[start of RECORDS PROVIDED]
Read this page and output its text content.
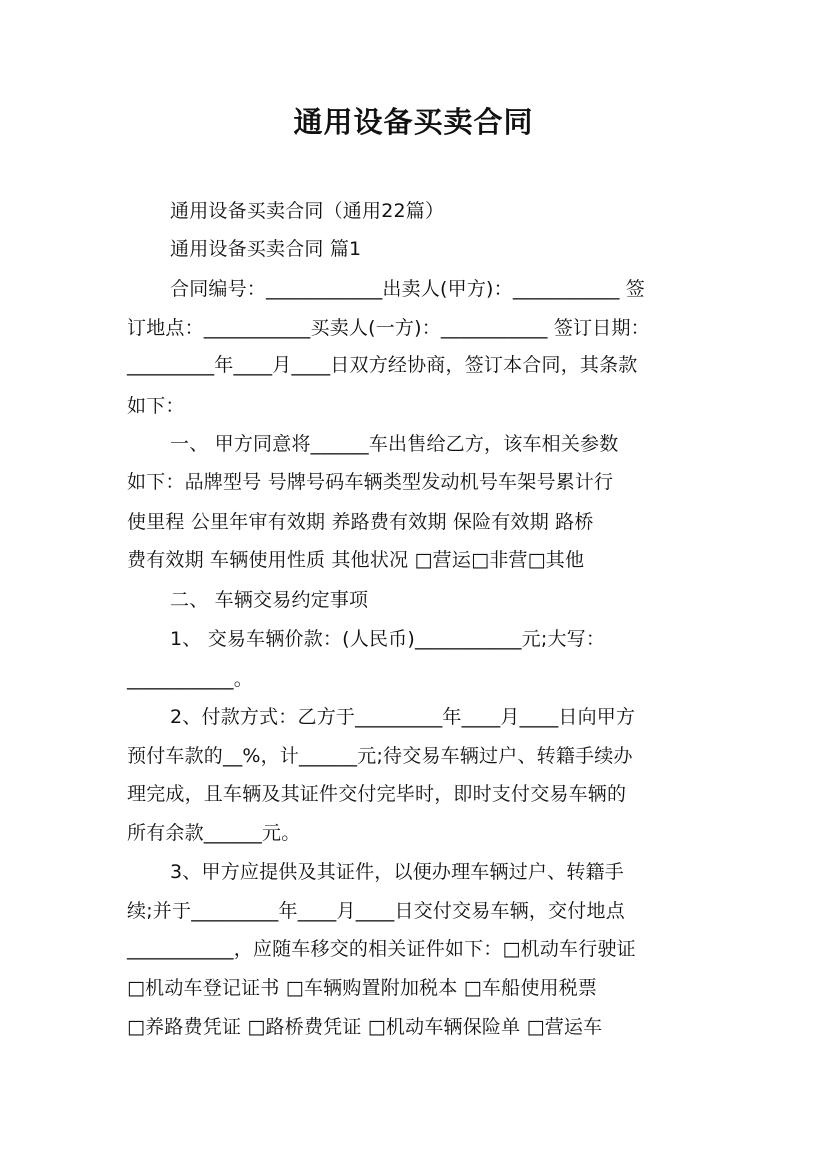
通用设备买卖合同
通用设备买卖合同（通用22篇）
通用设备买卖合同 篇1
合同编号：____________出卖人(甲方)：___________ 签
订地点：___________买卖人(一方)：___________ 签订日期：
_________年____月____日双方经协商，签订本合同，其条款
如下：
一、 甲方同意将______车出售给乙方，该车相关参数
如下：品牌型号 号牌号码车辆类型发动机号车架号累计行
使里程 公里年审有效期 养路费有效期 保险有效期 路桥
费有效期 车辆使用性质 其他状况 □营运□非营□其他
二、 车辆交易约定事项
1、 交易车辆价款：(人民币)___________元;大写：
___________。
2、付款方式：乙方于_________年____月____日向甲方
预付车款的__%，计______元;待交易车辆过户、转籍手续办
理完成，且车辆及其证件交付完毕时，即时支付交易车辆的
所有余款______元。
3、甲方应提供及其证件，以便办理车辆过户、转籍手
续;并于_________年____月____日交付交易车辆，交付地点
___________，应随车移交的相关证件如下：□机动车行驶证
□机动车登记证书 □车辆购置附加税本 □车船使用税票
□养路费凭证 □路桥费凭证 □机动车辆保险单 □营运车
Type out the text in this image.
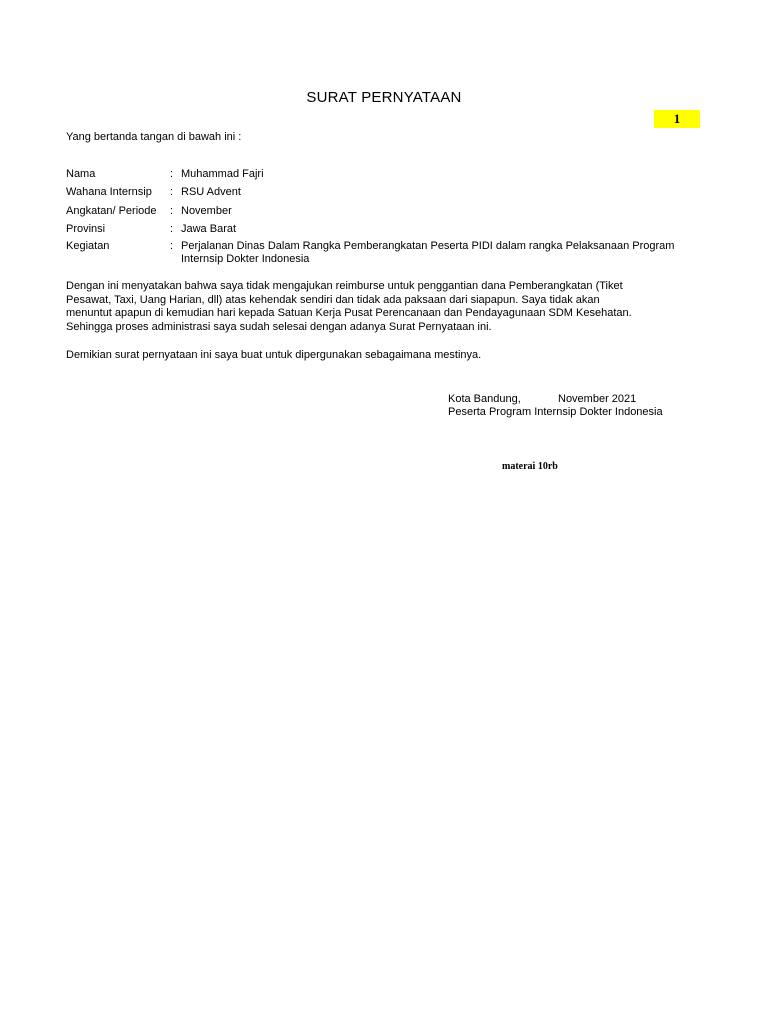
SURAT PERNYATAAN
1
Yang bertanda tangan di bawah ini :
Nama	: Muhammad Fajri
Wahana Internsip : RSU Advent
Angkatan/ Periode : November
Provinsi	: Jawa Barat
Kegiatan	: Perjalanan Dinas Dalam Rangka Pemberangkatan Peserta PIDI dalam rangka Pelaksanaan Program Internsip Dokter Indonesia
Dengan ini menyatakan bahwa saya tidak mengajukan reimburse untuk penggantian dana Pemberangkatan (Tiket
Pesawat, Taxi, Uang Harian, dll) atas kehendak sendiri dan tidak ada paksaan dari siapapun. Saya tidak akan
menuntut apapun di kemudian hari kepada Satuan Kerja Pusat Perencanaan dan Pendayagunaan SDM Kesehatan.
Sehingga proses administrasi saya sudah selesai dengan adanya Surat Pernyataan ini.
Demikian surat pernyataan ini saya buat untuk dipergunakan sebagaimana mestinya.
Kota Bandung,	November 2021
Peserta Program Internsip Dokter Indonesia
materai 10rb
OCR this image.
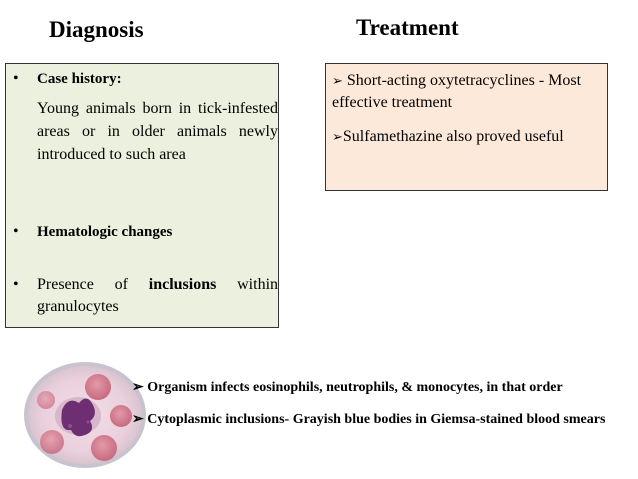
Diagnosis	Treatment
• Case history:
Young animals born in tick-infested areas or in older animals newly introduced to such area
• Hematologic changes
• Presence of inclusions within granulocytes

➢ Short-acting oxytetracyclines - Most effective treatment

➢Sulfamethazine also proved useful

➢ Organism infects eosinophils, neutrophils, & monocytes, in that order

➢ Cytoplasmic inclusions- Grayish blue bodies in Giemsa-stained blood smears
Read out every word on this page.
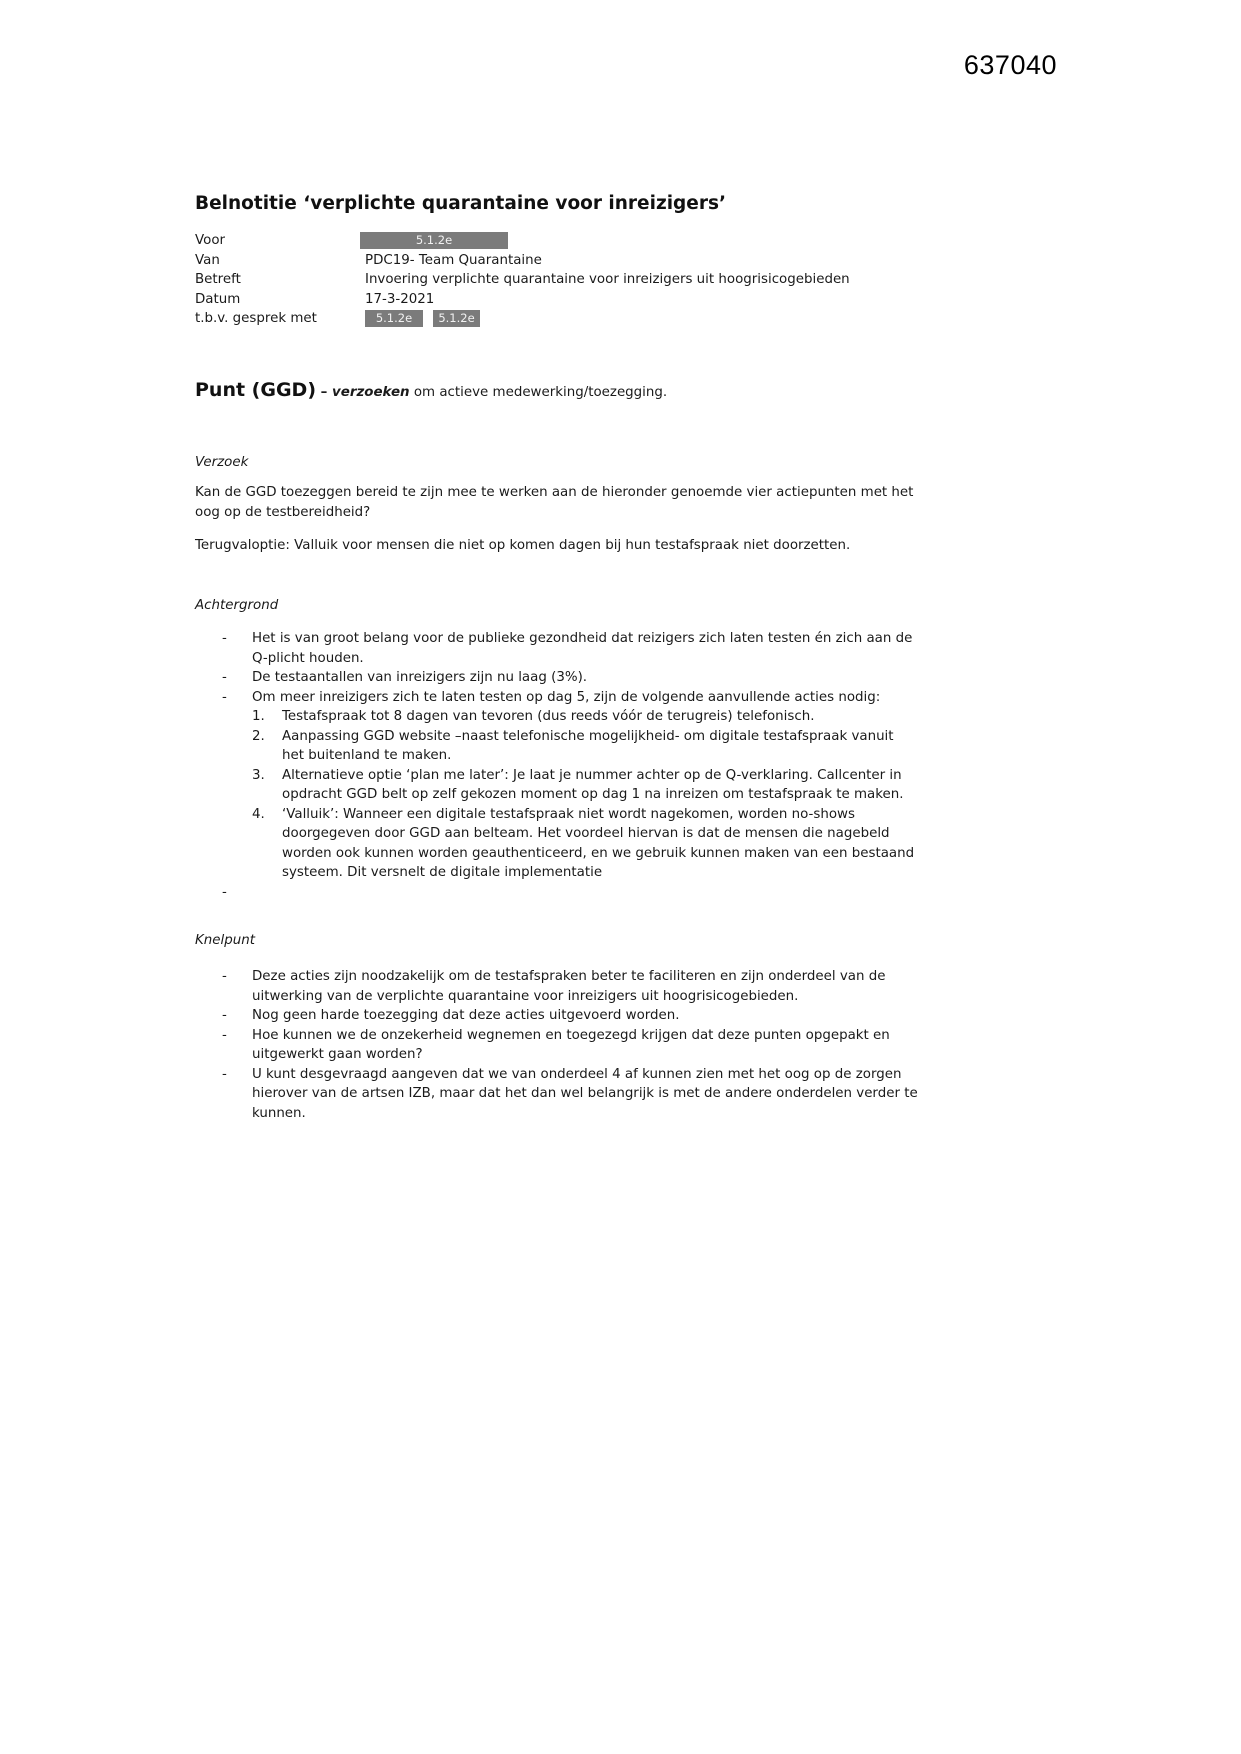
637040
Belnotitie ‘verplichte quarantaine voor inreizigers’
Voor	5.1.2e
Van	PDC19- Team Quarantaine
Betreft	Invoering verplichte quarantaine voor inreizigers uit hoogrisicogebieden
Datum	17-3-2021
t.b.v. gesprek met	5.1.2e 5.1.2e
Punt (GGD) – verzoeken om actieve medewerking/toezegging.
Verzoek

Kan de GGD toezeggen bereid te zijn mee te werken aan de hieronder genoemde vier actiepunten met het oog op de testbereidheid?

Terugvaloptie: Valluik voor mensen die niet op komen dagen bij hun testafspraak niet doorzetten.

Achtergrond
- Het is van groot belang voor de publieke gezondheid dat reizigers zich laten testen én zich aan de Q-plicht houden.
- De testaantallen van inreizigers zijn nu laag (3%).
- Om meer inreizigers zich te laten testen op dag 5, zijn de volgende aanvullende acties nodig:
1. Testafspraak tot 8 dagen van tevoren (dus reeds vóór de terugreis) telefonisch.
2. Aanpassing GGD website –naast telefonische mogelijkheid- om digitale testafspraak vanuit het buitenland te maken.
3. Alternatieve optie ‘plan me later’: Je laat je nummer achter op de Q-verklaring. Callcenter in opdracht GGD belt op zelf gekozen moment op dag 1 na inreizen om testafspraak te maken.
4. ‘Valluik’: Wanneer een digitale testafspraak niet wordt nagekomen, worden no-shows doorgegeven door GGD aan belteam. Het voordeel hiervan is dat de mensen die nagebeld worden ook kunnen worden geauthenticeerd, en we gebruik kunnen maken van een bestaand systeem. Dit versnelt de digitale implementatie
-
Knelpunt
- Deze acties zijn noodzakelijk om de testafspraken beter te faciliteren en zijn onderdeel van de uitwerking van de verplichte quarantaine voor inreizigers uit hoogrisicogebieden.
- Nog geen harde toezegging dat deze acties uitgevoerd worden.
- Hoe kunnen we de onzekerheid wegnemen en toegezegd krijgen dat deze punten opgepakt en uitgewerkt gaan worden?
- U kunt desgevraagd aangeven dat we van onderdeel 4 af kunnen zien met het oog op de zorgen hierover van de artsen IZB, maar dat het dan wel belangrijk is met de andere onderdelen verder te kunnen.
[end of RECORDS PROVIDED]
* **PROBLEM DESCRIPTION**: Reproduce the full material exactly, excluding the pictures.

* **RESULT BELOW**:
Read this page and output its text content.
通用设备买卖合同
通用设备买卖合同（通用22篇）
通用设备买卖合同 篇1
合同编号：____________出卖人(甲方)：___________ 签
订地点：___________买卖人(一方)：___________ 签订日期：
_________年____月____日双方经协商，签订本合同，其条款
如下：
一、 甲方同意将______车出售给乙方，该车相关参数
如下：品牌型号 号牌号码车辆类型发动机号车架号累计行
使里程 公里年审有效期 养路费有效期 保险有效期 路桥
费有效期 车辆使用性质 其他状况 □营运□非营□其他
二、 车辆交易约定事项
1、 交易车辆价款：(人民币)___________元;大写：
___________。
2、付款方式：乙方于_________年____月____日向甲方
预付车款的__%，计______元;待交易车辆过户、转籍手续办
理完成，且车辆及其证件交付完毕时，即时支付交易车辆的
所有余款______元。
3、甲方应提供及其证件，以便办理车辆过户、转籍手
续;并于_________年____月____日交付交易车辆，交付地点
___________，应随车移交的相关证件如下：□机动车行驶证
□机动车登记证书 □车辆购置附加税本 □车船使用税票
□养路费凭证 □路桥费凭证 □机动车辆保险单 □营运车
Type out the text in this image.
SURAT PERNYATAAN
1
Yang bertanda tangan di bawah ini :
Nama	: Muhammad Fajri
Wahana Internsip : RSU Advent
Angkatan/ Periode : November
Provinsi	: Jawa Barat
Kegiatan	: Perjalanan Dinas Dalam Rangka Pemberangkatan Peserta PIDI dalam rangka Pelaksanaan Program Internsip Dokter Indonesia
Dengan ini menyatakan bahwa saya tidak mengajukan reimburse untuk penggantian dana Pemberangkatan (Tiket
Pesawat, Taxi, Uang Harian, dll) atas kehendak sendiri dan tidak ada paksaan dari siapapun. Saya tidak akan
menuntut apapun di kemudian hari kepada Satuan Kerja Pusat Perencanaan dan Pendayagunaan SDM Kesehatan.
Sehingga proses administrasi saya sudah selesai dengan adanya Surat Pernyataan ini.
Demikian surat pernyataan ini saya buat untuk dipergunakan sebagaimana mestinya.
Kota Bandung,	November 2021
Peserta Program Internsip Dokter Indonesia
materai 10rb
OCR this image.
Diagnosis	Treatment
• Case history:
Young animals born in tick-infested areas or in older animals newly introduced to such area
• Hematologic changes
• Presence of inclusions within granulocytes

➢ Short-acting oxytetracyclines - Most effective treatment

➢Sulfamethazine also proved useful

➢ Organism infects eosinophils, neutrophils, & monocytes, in that order

➢ Cytoplasmic inclusions- Grayish blue bodies in Giemsa-stained blood smears
Read out every word on this page.
637040
Belnotitie ‘verplichte quarantaine voor inreizigers’
Voor	5.1.2e
Van	PDC19- Team Quarantaine
Betreft	Invoering verplichte quarantaine voor inreizigers uit hoogrisicogebieden
Datum	17-3-2021
t.b.v. gesprek met	5.1.2e 5.1.2e
Punt (GGD) – verzoeken om actieve medewerking/toezegging.
Verzoek

Kan de GGD toezeggen bereid te zijn mee te werken aan de hieronder genoemde vier actiepunten met het oog op de testbereidheid?

Terugvaloptie: Valluik voor mensen die niet op komen dagen bij hun testafspraak niet doorzetten.

Achtergrond
- Het is van groot belang voor de publieke gezondheid dat reizigers zich laten testen én zich aan de Q-plicht houden.
- De testaantallen van inreizigers zijn nu laag (3%).
- Om meer inreizigers zich te laten testen op dag 5, zijn de volgende aanvullende acties nodig:
1. Testafspraak tot 8 dagen van tevoren (dus reeds vóór de terugreis) telefonisch.
2. Aanpassing GGD website –naast telefonische mogelijkheid- om digitale testafspraak vanuit het buitenland te maken.
3. Alternatieve optie ‘plan me later’: Je laat je nummer achter op de Q-verklaring. Callcenter in opdracht GGD belt op zelf gekozen moment op dag 1 na inreizen om testafspraak te maken.
4. ‘Valluik’: Wanneer een digitale testafspraak niet wordt nagekomen, worden no-shows doorgegeven door GGD aan belteam. Het voordeel hiervan is dat de mensen die nagebeld worden ook kunnen worden geauthenticeerd, en we gebruik kunnen maken van een bestaand systeem. Dit versnelt de digitale implementatie
-
Knelpunt
- Deze acties zijn noodzakelijk om de testafspraken beter te faciliteren en zijn onderdeel van de uitwerking van de verplichte quarantaine voor inreizigers uit hoogrisicogebieden.
- Nog geen harde toezegging dat deze acties uitgevoerd worden.
- Hoe kunnen we de onzekerheid wegnemen en toegezegd krijgen dat deze punten opgepakt en uitgewerkt gaan worden?
- U kunt desgevraagd aangeven dat we van onderdeel 4 af kunnen zien met het oog op de zorgen hierover van de artsen IZB, maar dat het dan wel belangrijk is met de andere onderdelen verder te kunnen.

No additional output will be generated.